Your task is to locate every line holding the string "SERVICE" and to copy each of them.
····················
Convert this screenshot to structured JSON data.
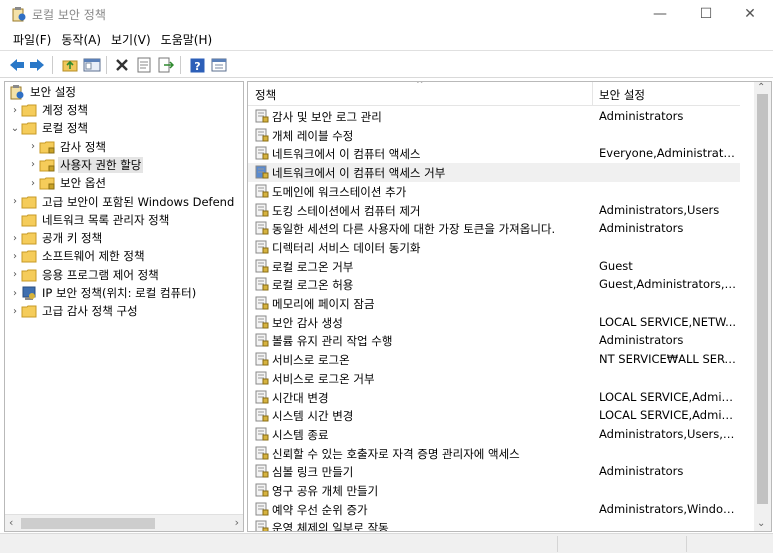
{
  "window": {
    "title": "로컬 보안 정책",
    "minimize_glyph": "—",
    "maximize_glyph": "☐",
    "close_glyph": "✕"
  },
  "menubar": {
    "items": [
      "파일(F)",
      "동작(A)",
      "보기(V)",
      "도움말(H)"
    ]
  },
  "toolbar": {
    "buttons": [
      "back-icon",
      "forward-icon",
      "up-folder-icon",
      "show-tree-icon",
      "delete-icon",
      "properties-icon",
      "export-icon",
      "help-icon",
      "view-icon"
    ]
  },
  "tree": {
    "root": "보안 설정",
    "items": [
      {
        "label": "계정 정책",
        "expander": "›",
        "level": 1
      },
      {
        "label": "로컬 정책",
        "expander": "⌄",
        "level": 1
      },
      {
        "label": "감사 정책",
        "expander": "›",
        "level": 2
      },
      {
        "label": "사용자 권한 할당",
        "expander": "›",
        "level": 2,
        "selected": true
      },
      {
        "label": "보안 옵션",
        "expander": "›",
        "level": 2
      },
      {
        "label": "고급 보안이 포함된 Windows Defend",
        "expander": "›",
        "level": 1
      },
      {
        "label": "네트워크 목록 관리자 정책",
        "expander": "",
        "level": 1
      },
      {
        "label": "공개 키 정책",
        "expander": "›",
        "level": 1
      },
      {
        "label": "소프트웨어 제한 정책",
        "expander": "›",
        "level": 1
      },
      {
        "label": "응용 프로그램 제어 정책",
        "expander": "›",
        "level": 1
      },
      {
        "label": "IP 보안 정책(위치: 로컬 컴퓨터)",
        "expander": "›",
        "level": 1
      },
      {
        "label": "고급 감사 정책 구성",
        "expander": "›",
        "level": 1
      }
    ]
  },
  "list": {
    "columns": [
      "정책",
      "보안 설정"
    ],
    "sort_indicator": "^",
    "rows": [
      {
        "policy": "감사 및 보안 로그 관리",
        "setting": "Administrators"
      },
      {
        "policy": "개체 레이블 수정",
        "setting": ""
      },
      {
        "policy": "네트워크에서 이 컴퓨터 액세스",
        "setting": "Everyone,Administrators..."
      },
      {
        "policy": "네트워크에서 이 컴퓨터 액세스 거부",
        "setting": "",
        "selected": true
      },
      {
        "policy": "도메인에 워크스테이션 추가",
        "setting": ""
      },
      {
        "policy": "도킹 스테이션에서 컴퓨터 제거",
        "setting": "Administrators,Users"
      },
      {
        "policy": "동일한 세션의 다른 사용자에 대한 가장 토큰을 가져옵니다.",
        "setting": "Administrators"
      },
      {
        "policy": "디렉터리 서비스 데이터 동기화",
        "setting": ""
      },
      {
        "policy": "로컬 로그온 거부",
        "setting": "Guest"
      },
      {
        "policy": "로컬 로그온 허용",
        "setting": "Guest,Administrators,Us..."
      },
      {
        "policy": "메모리에 페이지 잠금",
        "setting": ""
      },
      {
        "policy": "보안 감사 생성",
        "setting": "LOCAL SERVICE,NETW..."
      },
      {
        "policy": "볼륨 유지 관리 작업 수행",
        "setting": "Administrators"
      },
      {
        "policy": "서비스로 로그온",
        "setting": "NT SERVICE₩ALL SERVI..."
      },
      {
        "policy": "서비스로 로그온 거부",
        "setting": ""
      },
      {
        "policy": "시간대 변경",
        "setting": "LOCAL SERVICE,Admini..."
      },
      {
        "policy": "시스템 시간 변경",
        "setting": "LOCAL SERVICE,Admini..."
      },
      {
        "policy": "시스템 종료",
        "setting": "Administrators,Users,*S-..."
      },
      {
        "policy": "신뢰할 수 있는 호출자로 자격 증명 관리자에 액세스",
        "setting": ""
      },
      {
        "policy": "심볼 링크 만들기",
        "setting": "Administrators"
      },
      {
        "policy": "영구 공유 개체 만들기",
        "setting": ""
      },
      {
        "policy": "예약 우선 순위 증가",
        "setting": "Administrators,Window ..."
      },
      {
        "policy": "운영 체제의 일부로 작동",
        "setting": ""
      }
    ]
  },
  "scroll": {
    "up": "⌃",
    "down": "⌄",
    "left": "‹",
    "right": "›"
  }
}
····················
* Task result *
        "setting": "LOCAL SERVICE,NETW..."
        "setting": "NT SERVICE₩ALL SERVI..."
        "setting": "LOCAL SERVICE,Admini..."
        "setting": "LOCAL SERVICE,Admini..."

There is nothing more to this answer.